» What to do
Each line of the material must be repeated precisely, with the pictures left out.

**** Data records

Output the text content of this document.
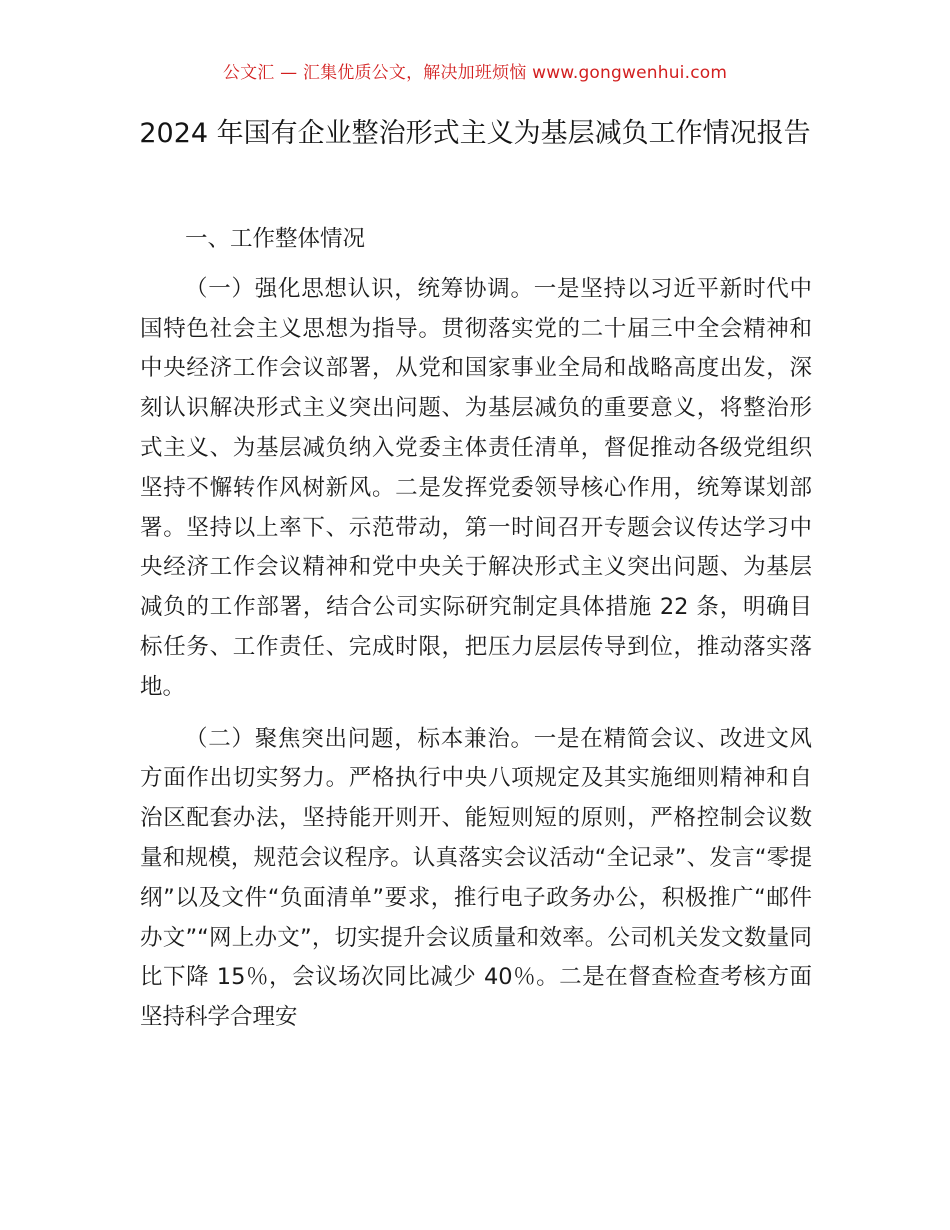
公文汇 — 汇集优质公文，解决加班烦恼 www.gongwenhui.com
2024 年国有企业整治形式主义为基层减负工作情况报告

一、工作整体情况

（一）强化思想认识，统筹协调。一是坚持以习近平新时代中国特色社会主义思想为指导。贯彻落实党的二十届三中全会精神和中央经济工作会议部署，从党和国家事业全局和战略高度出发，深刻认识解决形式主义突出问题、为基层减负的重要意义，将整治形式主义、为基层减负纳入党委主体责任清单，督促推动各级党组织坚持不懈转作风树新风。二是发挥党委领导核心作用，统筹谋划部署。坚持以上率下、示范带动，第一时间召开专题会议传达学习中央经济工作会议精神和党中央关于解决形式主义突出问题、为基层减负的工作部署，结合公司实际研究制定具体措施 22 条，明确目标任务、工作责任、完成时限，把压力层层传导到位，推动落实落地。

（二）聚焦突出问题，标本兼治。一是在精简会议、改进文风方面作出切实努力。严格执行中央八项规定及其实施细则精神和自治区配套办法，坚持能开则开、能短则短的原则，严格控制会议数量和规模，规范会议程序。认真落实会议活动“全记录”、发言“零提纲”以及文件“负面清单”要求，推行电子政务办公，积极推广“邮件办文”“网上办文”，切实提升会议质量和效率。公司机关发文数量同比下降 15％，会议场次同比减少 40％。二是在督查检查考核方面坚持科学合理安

********

» Full solution
Output the text content of this document.
公文汇 — 汇集优质公文，解决加班烦恼 www.gongwenhui.com
2024 年国有企业整治形式主义为基层减负工作情况报告

一、工作整体情况

（一）强化思想认识，统筹协调。一是坚持以习近平新时代中国特色社会主义思想为指导。贯彻落实党的二十届三中全会精神和中央经济工作会议部署，从党和国家事业全局和战略高度出发，深刻认识解决形式主义突出问题、为基层减负的重要意义，将整治形式主义、为基层减负纳入党委主体责任清单，督促推动各级党组织坚持不懈转作风树新风。二是发挥党委领导核心作用，统筹谋划部署。坚持以上率下、示范带动，第一时间召开专题会议传达学习中央经济工作会议精神和党中央关于解决形式主义突出问题、为基层减负的工作部署，结合公司实际研究制定具体措施 22 条，明确目标任务、工作责任、完成时限，把压力层层传导到位，推动落实落地。

（二）聚焦突出问题，标本兼治。一是在精简会议、改进文风方面作出切实努力。严格执行中央八项规定及其实施细则精神和自治区配套办法，坚持能开则开、能短则短的原则，严格控制会议数量和规模，规范会议程序。认真落实会议活动“全记录”、发言“零提纲”以及文件“负面清单”要求，推行电子政务办公，积极推广“邮件办文”“网上办文”，切实提升会议质量和效率。公司机关发文数量同比下降 15％，会议场次同比减少 40％。二是在督查检查考核方面坚持科学合理安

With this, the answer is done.